→ **Directions**
Each line containing the word "screenshot" needs to be copied.

→ **Stored entries**
+++++

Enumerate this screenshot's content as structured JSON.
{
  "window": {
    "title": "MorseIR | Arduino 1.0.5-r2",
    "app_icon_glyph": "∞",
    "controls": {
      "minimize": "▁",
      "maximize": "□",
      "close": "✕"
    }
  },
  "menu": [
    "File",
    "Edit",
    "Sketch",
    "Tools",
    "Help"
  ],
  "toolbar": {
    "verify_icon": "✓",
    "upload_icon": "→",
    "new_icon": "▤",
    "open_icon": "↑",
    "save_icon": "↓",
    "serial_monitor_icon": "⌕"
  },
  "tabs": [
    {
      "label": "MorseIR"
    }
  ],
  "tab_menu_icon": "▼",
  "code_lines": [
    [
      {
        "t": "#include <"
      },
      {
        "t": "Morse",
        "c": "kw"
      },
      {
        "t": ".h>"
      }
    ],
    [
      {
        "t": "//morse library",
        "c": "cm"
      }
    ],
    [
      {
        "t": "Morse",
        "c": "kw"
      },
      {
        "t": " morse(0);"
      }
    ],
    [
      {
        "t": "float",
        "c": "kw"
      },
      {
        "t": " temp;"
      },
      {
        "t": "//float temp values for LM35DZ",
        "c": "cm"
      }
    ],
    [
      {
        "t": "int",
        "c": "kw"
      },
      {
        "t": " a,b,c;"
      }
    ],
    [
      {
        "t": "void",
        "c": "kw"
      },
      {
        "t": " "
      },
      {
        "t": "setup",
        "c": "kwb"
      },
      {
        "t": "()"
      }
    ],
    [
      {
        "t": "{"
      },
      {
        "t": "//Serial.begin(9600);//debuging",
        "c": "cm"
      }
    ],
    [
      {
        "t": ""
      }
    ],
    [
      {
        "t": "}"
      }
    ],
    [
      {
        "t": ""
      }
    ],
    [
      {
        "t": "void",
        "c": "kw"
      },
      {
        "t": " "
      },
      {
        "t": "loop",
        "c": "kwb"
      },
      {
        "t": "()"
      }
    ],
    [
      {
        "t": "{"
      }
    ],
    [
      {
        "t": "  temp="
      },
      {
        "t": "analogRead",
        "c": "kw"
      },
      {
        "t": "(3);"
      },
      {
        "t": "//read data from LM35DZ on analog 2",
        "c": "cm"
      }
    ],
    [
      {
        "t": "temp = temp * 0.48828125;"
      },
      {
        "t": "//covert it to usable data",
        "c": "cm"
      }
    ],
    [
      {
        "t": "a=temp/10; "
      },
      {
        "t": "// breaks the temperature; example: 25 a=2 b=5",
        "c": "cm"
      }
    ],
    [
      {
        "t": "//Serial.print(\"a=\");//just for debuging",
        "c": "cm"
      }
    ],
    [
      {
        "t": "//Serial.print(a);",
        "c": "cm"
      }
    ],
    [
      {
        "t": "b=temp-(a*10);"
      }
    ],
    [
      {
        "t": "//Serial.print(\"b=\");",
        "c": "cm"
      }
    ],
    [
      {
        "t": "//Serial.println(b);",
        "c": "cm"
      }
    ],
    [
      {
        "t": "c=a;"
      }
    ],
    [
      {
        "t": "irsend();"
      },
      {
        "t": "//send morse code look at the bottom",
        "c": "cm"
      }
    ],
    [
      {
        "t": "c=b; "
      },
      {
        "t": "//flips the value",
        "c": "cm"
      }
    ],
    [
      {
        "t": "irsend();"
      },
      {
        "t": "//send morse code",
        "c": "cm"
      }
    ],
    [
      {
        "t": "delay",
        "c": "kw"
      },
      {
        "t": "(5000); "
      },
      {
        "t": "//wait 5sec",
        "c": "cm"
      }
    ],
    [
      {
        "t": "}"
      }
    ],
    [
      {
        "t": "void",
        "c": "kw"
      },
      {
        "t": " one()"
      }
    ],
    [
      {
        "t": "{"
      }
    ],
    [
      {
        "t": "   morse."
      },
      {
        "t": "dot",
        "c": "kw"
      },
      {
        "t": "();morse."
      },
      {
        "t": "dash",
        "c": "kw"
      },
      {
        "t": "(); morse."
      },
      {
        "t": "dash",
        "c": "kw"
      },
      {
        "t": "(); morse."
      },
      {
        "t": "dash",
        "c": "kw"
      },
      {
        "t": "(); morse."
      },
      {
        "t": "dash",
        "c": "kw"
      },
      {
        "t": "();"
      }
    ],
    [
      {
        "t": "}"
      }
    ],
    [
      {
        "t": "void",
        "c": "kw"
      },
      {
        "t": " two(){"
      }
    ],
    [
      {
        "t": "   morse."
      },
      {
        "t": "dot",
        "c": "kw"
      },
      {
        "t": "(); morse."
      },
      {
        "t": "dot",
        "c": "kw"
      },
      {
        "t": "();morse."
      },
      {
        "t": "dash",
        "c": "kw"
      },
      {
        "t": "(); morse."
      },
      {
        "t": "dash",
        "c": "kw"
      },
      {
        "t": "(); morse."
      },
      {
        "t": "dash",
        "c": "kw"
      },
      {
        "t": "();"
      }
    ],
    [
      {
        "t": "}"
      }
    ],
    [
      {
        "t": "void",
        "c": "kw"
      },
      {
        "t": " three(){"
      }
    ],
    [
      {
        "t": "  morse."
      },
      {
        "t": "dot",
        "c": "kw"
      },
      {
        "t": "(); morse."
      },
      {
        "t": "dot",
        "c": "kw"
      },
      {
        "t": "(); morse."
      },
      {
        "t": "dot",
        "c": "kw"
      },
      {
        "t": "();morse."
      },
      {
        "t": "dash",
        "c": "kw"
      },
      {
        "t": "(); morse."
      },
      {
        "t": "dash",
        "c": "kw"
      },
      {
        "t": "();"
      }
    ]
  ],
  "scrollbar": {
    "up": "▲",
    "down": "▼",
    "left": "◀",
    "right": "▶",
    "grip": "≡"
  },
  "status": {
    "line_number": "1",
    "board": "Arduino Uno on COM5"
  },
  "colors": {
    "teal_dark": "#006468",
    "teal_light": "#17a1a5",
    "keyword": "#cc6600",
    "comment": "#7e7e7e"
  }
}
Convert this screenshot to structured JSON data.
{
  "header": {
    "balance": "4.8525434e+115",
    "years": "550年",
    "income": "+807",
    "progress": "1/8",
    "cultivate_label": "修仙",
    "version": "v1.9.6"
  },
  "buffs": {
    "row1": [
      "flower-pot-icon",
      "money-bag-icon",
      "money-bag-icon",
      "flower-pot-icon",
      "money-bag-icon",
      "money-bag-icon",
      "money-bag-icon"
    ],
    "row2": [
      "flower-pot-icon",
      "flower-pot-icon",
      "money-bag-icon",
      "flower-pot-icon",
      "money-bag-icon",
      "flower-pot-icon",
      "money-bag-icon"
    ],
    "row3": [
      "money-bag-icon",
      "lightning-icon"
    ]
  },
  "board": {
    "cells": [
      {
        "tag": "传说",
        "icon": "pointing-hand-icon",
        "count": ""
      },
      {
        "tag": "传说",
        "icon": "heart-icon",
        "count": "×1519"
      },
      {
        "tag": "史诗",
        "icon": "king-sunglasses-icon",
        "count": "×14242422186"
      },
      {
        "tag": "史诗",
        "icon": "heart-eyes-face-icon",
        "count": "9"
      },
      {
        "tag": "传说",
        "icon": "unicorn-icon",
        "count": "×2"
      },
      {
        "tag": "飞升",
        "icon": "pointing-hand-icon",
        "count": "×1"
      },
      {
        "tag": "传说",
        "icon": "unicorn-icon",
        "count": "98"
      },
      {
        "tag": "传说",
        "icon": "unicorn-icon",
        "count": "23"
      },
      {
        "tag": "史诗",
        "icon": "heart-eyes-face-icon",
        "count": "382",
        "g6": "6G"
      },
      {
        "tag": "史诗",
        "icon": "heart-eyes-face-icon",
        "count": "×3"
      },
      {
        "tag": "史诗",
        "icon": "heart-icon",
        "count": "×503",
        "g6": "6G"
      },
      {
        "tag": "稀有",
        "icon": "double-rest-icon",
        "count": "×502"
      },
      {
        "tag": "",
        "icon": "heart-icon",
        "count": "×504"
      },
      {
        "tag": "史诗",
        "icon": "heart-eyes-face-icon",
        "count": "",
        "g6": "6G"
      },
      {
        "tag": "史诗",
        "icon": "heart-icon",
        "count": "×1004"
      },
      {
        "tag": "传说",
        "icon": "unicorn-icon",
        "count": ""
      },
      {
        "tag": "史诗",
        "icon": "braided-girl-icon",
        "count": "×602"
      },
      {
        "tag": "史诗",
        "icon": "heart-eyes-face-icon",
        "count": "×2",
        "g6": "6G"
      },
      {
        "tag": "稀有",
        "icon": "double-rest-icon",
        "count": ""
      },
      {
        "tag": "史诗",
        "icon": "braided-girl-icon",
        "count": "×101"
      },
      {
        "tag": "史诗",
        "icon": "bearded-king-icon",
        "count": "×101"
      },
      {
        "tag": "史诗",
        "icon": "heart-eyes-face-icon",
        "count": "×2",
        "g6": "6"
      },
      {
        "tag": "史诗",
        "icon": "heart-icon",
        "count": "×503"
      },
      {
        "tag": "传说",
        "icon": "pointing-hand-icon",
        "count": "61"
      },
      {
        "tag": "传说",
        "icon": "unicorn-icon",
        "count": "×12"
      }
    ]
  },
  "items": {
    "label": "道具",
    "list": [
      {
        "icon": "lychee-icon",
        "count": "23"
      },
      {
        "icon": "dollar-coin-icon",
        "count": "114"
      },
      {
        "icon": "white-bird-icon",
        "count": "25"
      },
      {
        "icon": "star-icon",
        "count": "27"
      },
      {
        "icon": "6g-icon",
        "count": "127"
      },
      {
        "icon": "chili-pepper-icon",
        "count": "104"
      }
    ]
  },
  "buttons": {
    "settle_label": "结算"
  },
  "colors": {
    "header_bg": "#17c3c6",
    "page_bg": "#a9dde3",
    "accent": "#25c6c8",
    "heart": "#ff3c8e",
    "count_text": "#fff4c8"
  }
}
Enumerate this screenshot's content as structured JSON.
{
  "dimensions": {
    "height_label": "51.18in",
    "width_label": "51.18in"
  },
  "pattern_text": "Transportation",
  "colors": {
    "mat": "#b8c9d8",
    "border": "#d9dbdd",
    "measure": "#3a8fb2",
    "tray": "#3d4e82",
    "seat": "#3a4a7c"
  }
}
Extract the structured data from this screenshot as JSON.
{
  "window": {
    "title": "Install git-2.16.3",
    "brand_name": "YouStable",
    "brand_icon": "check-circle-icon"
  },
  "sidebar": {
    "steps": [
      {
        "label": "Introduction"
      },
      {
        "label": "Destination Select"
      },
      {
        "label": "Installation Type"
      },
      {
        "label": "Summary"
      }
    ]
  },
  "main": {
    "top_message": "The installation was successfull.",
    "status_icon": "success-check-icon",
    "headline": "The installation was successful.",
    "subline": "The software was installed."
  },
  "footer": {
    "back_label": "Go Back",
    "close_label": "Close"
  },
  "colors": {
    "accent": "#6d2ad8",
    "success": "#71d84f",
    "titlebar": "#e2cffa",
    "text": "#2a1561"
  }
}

+++++

→ **Result of the task**
Enumerate this screenshot's content as structured JSON.
Convert this screenshot to structured JSON data.
Enumerate this screenshot's content as structured JSON.
Extract the structured data from this screenshot as JSON.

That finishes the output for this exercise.